Written instruction
Every line of the material below should be repeated exactly.

## Begin Records for processing

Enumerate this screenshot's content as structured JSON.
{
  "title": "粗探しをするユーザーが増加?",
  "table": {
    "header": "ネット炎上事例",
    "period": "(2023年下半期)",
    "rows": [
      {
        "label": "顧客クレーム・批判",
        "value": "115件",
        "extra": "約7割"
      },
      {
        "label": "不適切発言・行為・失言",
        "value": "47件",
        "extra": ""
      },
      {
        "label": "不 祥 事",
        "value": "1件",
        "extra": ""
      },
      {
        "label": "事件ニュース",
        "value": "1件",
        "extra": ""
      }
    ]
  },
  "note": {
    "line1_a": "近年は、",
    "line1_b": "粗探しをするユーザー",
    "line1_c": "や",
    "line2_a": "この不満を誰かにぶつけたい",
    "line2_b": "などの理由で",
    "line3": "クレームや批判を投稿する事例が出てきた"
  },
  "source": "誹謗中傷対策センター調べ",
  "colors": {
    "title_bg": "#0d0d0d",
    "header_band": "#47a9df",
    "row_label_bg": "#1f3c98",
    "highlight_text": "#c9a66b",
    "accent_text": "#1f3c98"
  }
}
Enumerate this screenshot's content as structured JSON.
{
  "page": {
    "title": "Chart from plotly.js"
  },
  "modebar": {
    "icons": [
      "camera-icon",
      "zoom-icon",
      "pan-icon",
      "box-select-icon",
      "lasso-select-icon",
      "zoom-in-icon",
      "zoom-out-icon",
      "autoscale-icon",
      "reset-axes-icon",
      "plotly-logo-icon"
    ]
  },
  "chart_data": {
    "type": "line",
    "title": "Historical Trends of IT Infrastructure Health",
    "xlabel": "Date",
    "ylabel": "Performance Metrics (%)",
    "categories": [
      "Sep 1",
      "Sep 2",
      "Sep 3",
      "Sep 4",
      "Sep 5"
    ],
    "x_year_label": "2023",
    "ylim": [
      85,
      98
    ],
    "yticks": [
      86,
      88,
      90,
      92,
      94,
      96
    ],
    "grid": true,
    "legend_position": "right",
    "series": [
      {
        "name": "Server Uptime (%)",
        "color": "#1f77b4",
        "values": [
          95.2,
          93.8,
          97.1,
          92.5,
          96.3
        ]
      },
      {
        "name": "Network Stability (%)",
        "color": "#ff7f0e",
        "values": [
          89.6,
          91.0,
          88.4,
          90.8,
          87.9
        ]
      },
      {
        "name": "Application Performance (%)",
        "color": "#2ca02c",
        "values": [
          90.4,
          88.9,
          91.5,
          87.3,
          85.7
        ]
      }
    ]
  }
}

## End Records for processing

Exercise result
Enumerate this screenshot's content as structured JSON.
{
  "title": "粗探しをするユーザーが増加?",
  "table": {
    "header": "ネット炎上事例",
    "period": "(2023年下半期)",
    "rows": [
      {
        "label": "顧客クレーム・批判",
        "value": "115件",
        "extra": "約7割"
      },
      {
        "label": "不適切発言・行為・失言",
        "value": "47件",
        "extra": ""
      },
      {
        "label": "不 祥 事",
        "value": "1件",
        "extra": ""
      },
      {
        "label": "事件ニュース",
        "value": "1件",
        "extra": ""
      }
    ]
  },
  "note": {
    "line1_a": "近年は、",
    "line1_b": "粗探しをするユーザー",
    "line1_c": "や",
    "line2_a": "この不満を誰かにぶつけたい",
    "line2_b": "などの理由で",
    "line3": "クレームや批判を投稿する事例が出てきた"
  },
  "source": "誹謗中傷対策センター調べ",
  "colors": {
    "title_bg": "#0d0d0d",
    "header_band": "#47a9df",
    "row_label_bg": "#1f3c98",
    "highlight_text": "#c9a66b",
    "accent_text": "#1f3c98"
  }
}
Enumerate this screenshot's content as structured JSON.
{
  "page": {
    "title": "Chart from plotly.js"
  },
  "modebar": {
    "icons": [
      "camera-icon",
      "zoom-icon",
      "pan-icon",
      "box-select-icon",
      "lasso-select-icon",
      "zoom-in-icon",
      "zoom-out-icon",
      "autoscale-icon",
      "reset-axes-icon",
      "plotly-logo-icon"
    ]
  },
  "chart_data": {
    "type": "line",
    "title": "Historical Trends of IT Infrastructure Health",
    "xlabel": "Date",
    "ylabel": "Performance Metrics (%)",
    "categories": [
      "Sep 1",
      "Sep 2",
      "Sep 3",
      "Sep 4",
      "Sep 5"
    ],
    "x_year_label": "2023",
    "ylim": [
      85,
      98
    ],
    "yticks": [
      86,
      88,
      90,
      92,
      94,
      96
    ],
    "grid": true,
    "legend_position": "right",
    "series": [
      {
        "name": "Server Uptime (%)",
        "color": "#1f77b4",
        "values": [
          95.2,
          93.8,
          97.1,
          92.5,
          96.3
        ]
      },
      {
        "name": "Network Stability (%)",
        "color": "#ff7f0e",
        "values": [
          89.6,
          91.0,
          88.4,
          90.8,
          87.9
        ]
      },
      {
        "name": "Application Performance (%)",
        "color": "#2ca02c",
        "values": [
          90.4,
          88.9,
          91.5,
          87.3,
          85.7
        ]
      }
    ]
  }
}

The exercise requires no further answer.